## OBJECTIVE
Wherever the string "Seidel" appears, copy the whole line.

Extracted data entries
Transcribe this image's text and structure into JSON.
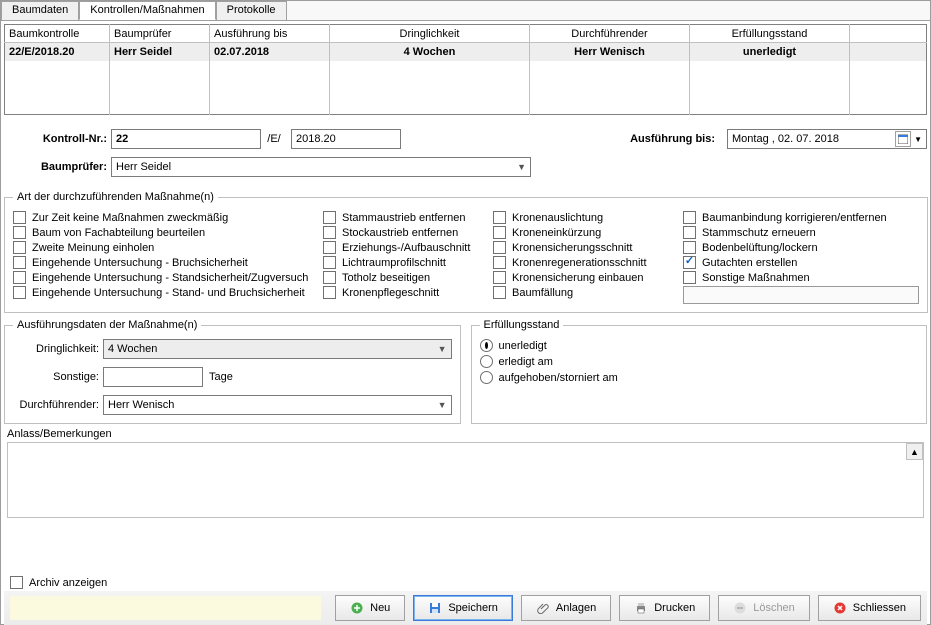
{
  "tabs": {
    "baumdaten": "Baumdaten",
    "kontrollen": "Kontrollen/Maßnahmen",
    "protokolle": "Protokolle"
  },
  "grid": {
    "headers": {
      "h0": "Baumkontrolle",
      "h1": "Baumprüfer",
      "h2": "Ausführung bis",
      "h3": "Dringlichkeit",
      "h4": "Durchführender",
      "h5": "Erfüllungsstand"
    },
    "row": {
      "c0": "22/E/2018.20",
      "c1": "Herr Seidel",
      "c2": "02.07.2018",
      "c3": "4 Wochen",
      "c4": "Herr Wenisch",
      "c5": "unerledigt"
    }
  },
  "form": {
    "kontroll_label": "Kontroll-Nr.:",
    "kontroll_num": "22",
    "kontroll_mid": "/E/",
    "kontroll_year": "2018.20",
    "ausfuehrung_label": "Ausführung bis:",
    "date_value": "Montag  , 02. 07. 2018",
    "baumpruefer_label": "Baumprüfer:",
    "baumpruefer_val": "Herr Seidel"
  },
  "massnahmen": {
    "legend": "Art der durchzuführenden Maßnahme(n)",
    "col1": [
      "Zur Zeit keine Maßnahmen zweckmäßig",
      "Baum von Fachabteilung beurteilen",
      "Zweite Meinung einholen",
      "Eingehende Untersuchung - Bruchsicherheit",
      "Eingehende Untersuchung - Standsicherheit/Zugversuch",
      "Eingehende Untersuchung - Stand- und Bruchsicherheit"
    ],
    "col2": [
      "Stammaustrieb entfernen",
      "Stockaustrieb entfernen",
      "Erziehungs-/Aufbauschnitt",
      "Lichtraumprofilschnitt",
      "Totholz beseitigen",
      "Kronenpflegeschnitt"
    ],
    "col3": [
      "Kronenauslichtung",
      "Kroneneinkürzung",
      "Kronensicherungsschnitt",
      "Kronenregenerationsschnitt",
      "Kronensicherung einbauen",
      "Baumfällung"
    ],
    "col4": [
      "Baumanbindung korrigieren/entfernen",
      "Stammschutz erneuern",
      "Bodenbelüftung/lockern",
      "Gutachten erstellen",
      "Sonstige Maßnahmen"
    ],
    "checked_item": "Gutachten erstellen"
  },
  "ausfuehrung": {
    "legend": "Ausführungsdaten der Maßnahme(n)",
    "dringlichkeit_lbl": "Dringlichkeit:",
    "dringlichkeit_val": "4 Wochen",
    "sonstige_lbl": "Sonstige:",
    "sonstige_val": "",
    "tage_lbl": "Tage",
    "durchf_lbl": "Durchführender:",
    "durchf_val": "Herr Wenisch"
  },
  "erfuell": {
    "legend": "Erfüllungsstand",
    "r1": "unerledigt",
    "r2": "erledigt am",
    "r3": "aufgehoben/storniert am",
    "selected": "unerledigt"
  },
  "remarks_lbl": "Anlass/Bemerkungen",
  "archive_lbl": "Archiv anzeigen",
  "buttons": {
    "neu": "Neu",
    "speichern": "Speichern",
    "anlagen": "Anlagen",
    "drucken": "Drucken",
    "loeschen": "Löschen",
    "schliessen": "Schliessen"
  }
}
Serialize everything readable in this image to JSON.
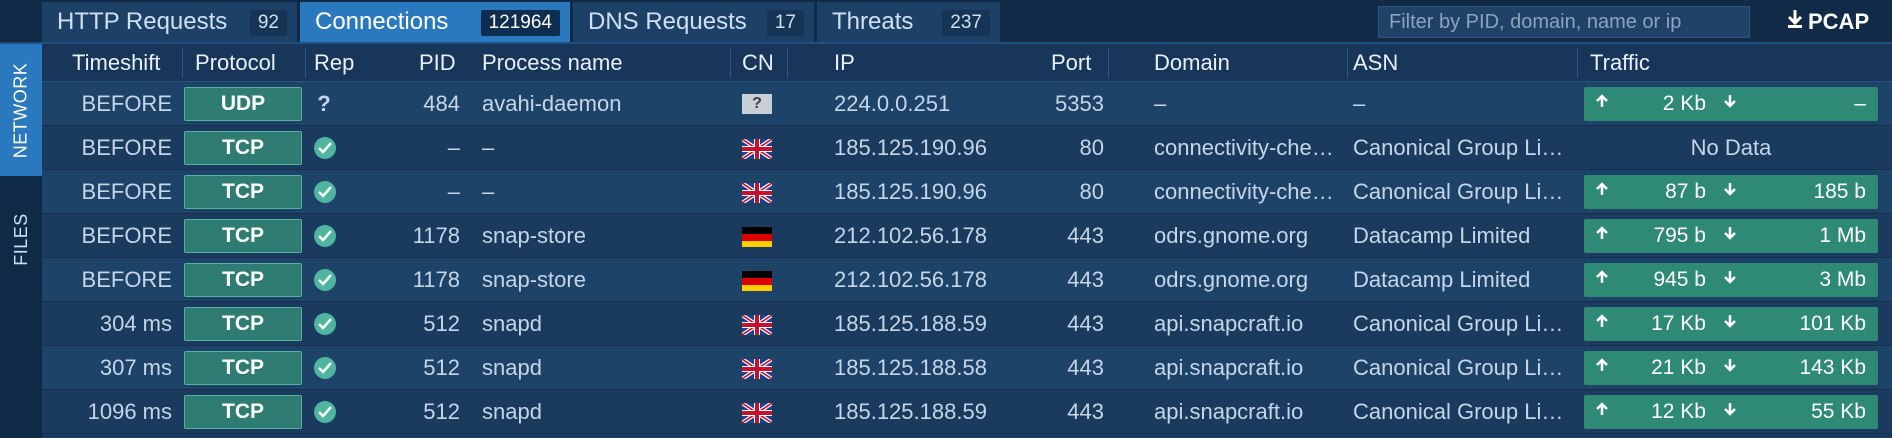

## RESPONSE TO THE TASK
      "c1": "Herr Seidel",
    "baumpruefer_val": "Herr Seidel"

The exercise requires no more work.